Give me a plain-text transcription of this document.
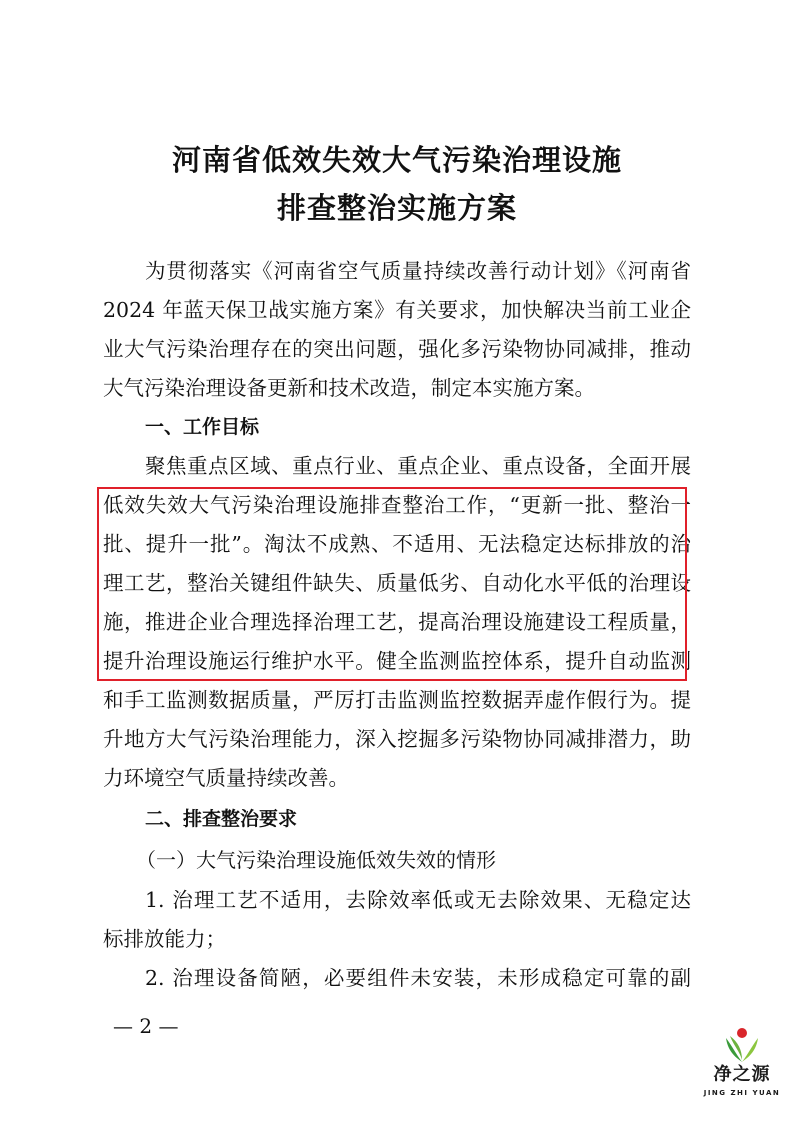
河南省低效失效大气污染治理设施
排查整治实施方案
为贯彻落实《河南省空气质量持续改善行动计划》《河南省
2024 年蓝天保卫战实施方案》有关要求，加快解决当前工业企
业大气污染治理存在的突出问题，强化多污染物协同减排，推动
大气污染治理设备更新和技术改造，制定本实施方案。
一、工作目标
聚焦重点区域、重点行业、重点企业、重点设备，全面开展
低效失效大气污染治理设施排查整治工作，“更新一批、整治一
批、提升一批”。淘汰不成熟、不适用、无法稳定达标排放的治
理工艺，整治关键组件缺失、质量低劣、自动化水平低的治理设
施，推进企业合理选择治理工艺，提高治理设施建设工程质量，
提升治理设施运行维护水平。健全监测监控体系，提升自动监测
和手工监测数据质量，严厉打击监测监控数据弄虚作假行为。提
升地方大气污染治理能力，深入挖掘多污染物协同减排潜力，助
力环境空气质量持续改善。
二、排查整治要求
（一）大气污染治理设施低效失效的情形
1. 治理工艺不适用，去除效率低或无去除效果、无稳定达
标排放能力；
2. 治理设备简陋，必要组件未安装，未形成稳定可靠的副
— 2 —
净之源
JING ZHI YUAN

- - - - - - -

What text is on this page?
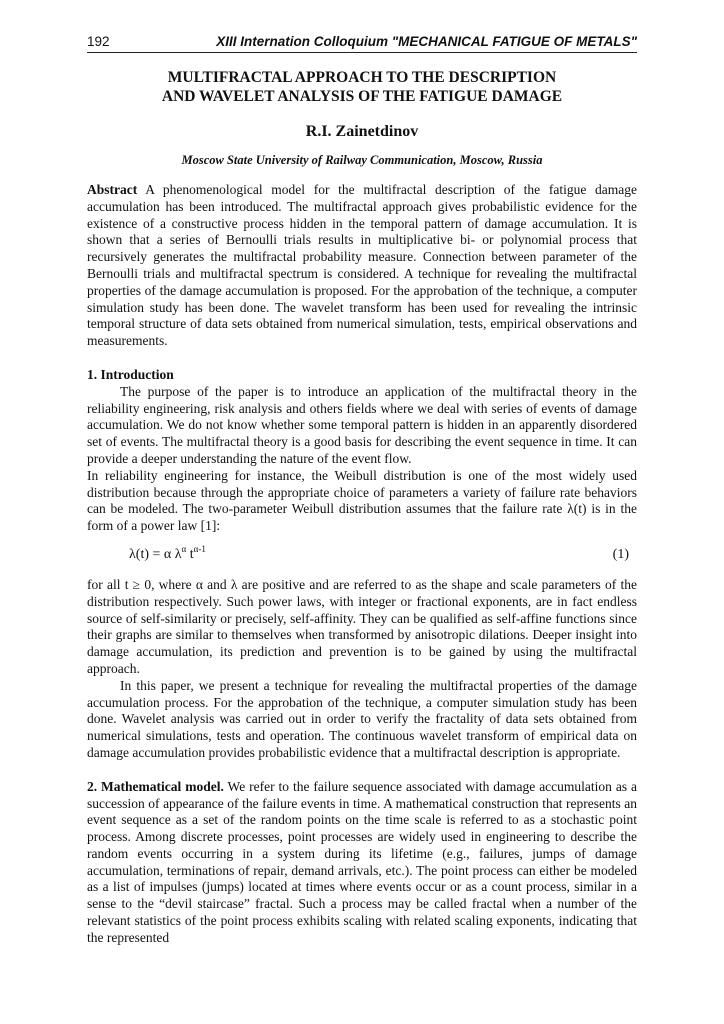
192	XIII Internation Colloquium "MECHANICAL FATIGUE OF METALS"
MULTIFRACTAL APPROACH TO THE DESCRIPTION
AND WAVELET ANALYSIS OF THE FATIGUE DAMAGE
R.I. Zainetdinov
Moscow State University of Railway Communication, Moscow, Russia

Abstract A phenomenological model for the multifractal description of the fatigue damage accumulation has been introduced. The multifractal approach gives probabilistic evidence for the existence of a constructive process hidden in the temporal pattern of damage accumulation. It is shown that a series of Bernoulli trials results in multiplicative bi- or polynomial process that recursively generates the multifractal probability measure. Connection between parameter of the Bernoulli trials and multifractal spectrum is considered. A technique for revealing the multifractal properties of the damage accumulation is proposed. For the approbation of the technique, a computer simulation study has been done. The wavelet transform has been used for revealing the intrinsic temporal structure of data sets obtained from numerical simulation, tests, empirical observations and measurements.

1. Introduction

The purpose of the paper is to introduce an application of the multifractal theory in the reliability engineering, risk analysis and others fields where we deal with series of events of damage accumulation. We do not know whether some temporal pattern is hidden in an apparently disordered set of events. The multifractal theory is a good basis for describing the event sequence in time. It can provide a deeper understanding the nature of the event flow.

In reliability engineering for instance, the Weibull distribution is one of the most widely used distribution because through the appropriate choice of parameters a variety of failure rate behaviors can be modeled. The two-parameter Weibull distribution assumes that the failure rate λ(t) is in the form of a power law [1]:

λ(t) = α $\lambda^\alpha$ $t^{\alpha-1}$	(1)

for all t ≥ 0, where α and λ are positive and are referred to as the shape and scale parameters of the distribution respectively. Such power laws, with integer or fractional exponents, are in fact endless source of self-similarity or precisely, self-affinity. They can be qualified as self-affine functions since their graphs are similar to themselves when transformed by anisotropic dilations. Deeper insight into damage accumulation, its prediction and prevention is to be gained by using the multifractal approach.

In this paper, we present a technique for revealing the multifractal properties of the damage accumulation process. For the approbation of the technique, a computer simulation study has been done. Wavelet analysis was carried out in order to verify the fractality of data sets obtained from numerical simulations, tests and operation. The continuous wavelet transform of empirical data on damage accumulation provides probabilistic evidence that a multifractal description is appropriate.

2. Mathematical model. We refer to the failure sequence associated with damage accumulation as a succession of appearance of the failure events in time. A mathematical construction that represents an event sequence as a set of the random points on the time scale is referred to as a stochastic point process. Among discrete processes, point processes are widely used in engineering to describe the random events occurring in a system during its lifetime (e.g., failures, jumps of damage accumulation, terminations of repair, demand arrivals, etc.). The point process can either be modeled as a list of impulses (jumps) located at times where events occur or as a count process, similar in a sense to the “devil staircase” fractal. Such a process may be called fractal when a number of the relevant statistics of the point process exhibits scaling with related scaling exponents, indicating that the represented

- - - - - - -

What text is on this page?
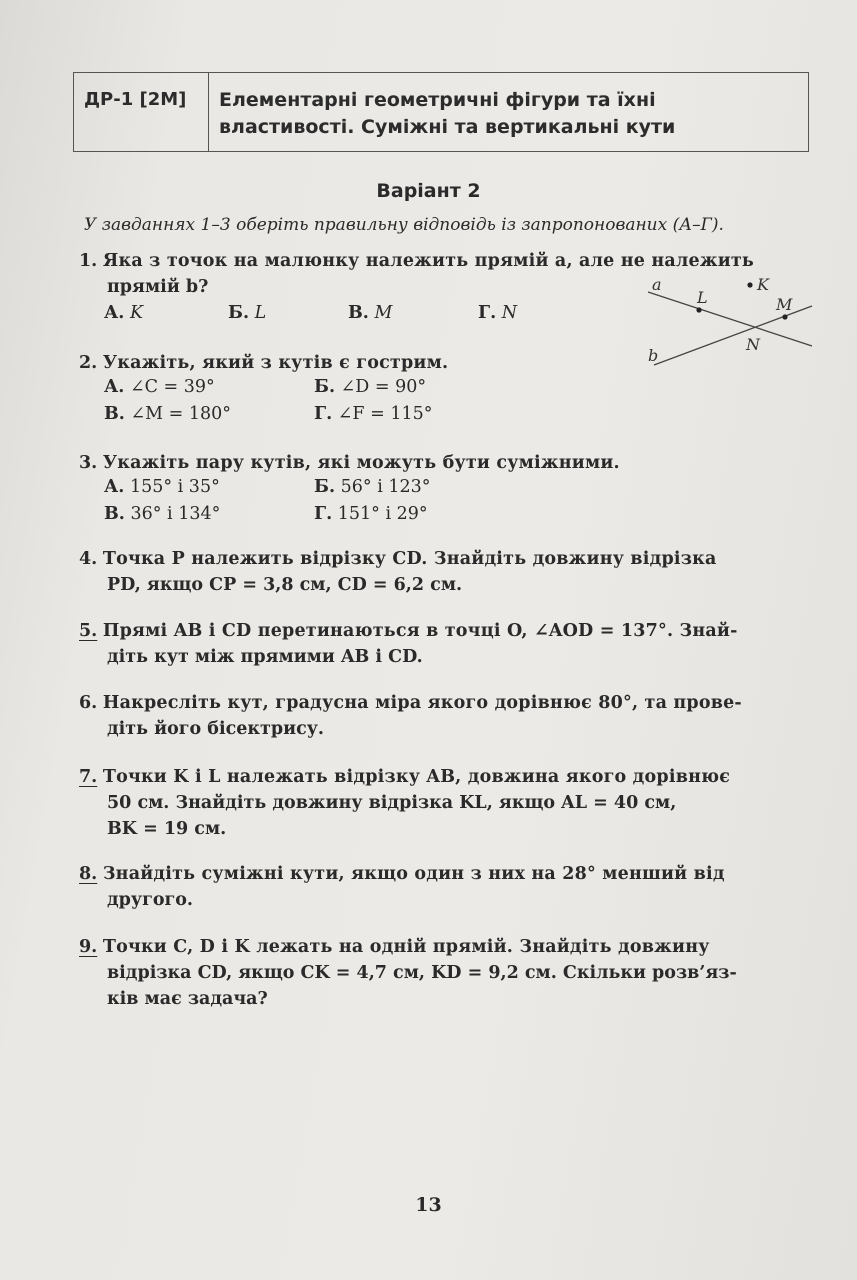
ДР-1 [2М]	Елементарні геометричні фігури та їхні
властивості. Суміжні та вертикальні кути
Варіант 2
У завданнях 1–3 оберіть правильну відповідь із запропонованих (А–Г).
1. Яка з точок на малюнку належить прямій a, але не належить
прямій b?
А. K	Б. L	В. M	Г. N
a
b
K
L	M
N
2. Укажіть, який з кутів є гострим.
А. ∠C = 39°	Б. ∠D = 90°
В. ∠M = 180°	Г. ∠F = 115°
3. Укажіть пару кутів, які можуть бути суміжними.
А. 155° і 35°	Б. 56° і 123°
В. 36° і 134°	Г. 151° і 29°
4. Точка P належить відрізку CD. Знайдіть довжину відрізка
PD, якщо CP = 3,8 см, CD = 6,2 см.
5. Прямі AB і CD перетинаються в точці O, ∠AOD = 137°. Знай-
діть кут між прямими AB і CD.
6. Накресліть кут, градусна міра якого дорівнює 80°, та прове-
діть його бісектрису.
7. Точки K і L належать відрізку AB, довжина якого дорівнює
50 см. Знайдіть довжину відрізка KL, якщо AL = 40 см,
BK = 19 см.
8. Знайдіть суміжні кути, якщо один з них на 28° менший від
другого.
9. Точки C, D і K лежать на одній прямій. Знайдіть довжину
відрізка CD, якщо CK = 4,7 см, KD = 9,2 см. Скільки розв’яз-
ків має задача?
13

- - - - - - -

--- Exercise directions ---
List the lines of the material in which the word "дорівнює" occurs.

--- The completed task ---
6. Накресліть кут, градусна міра якого дорівнює 80°, та прове-
7. Точки K і L належать відрізку AB, довжина якого дорівнює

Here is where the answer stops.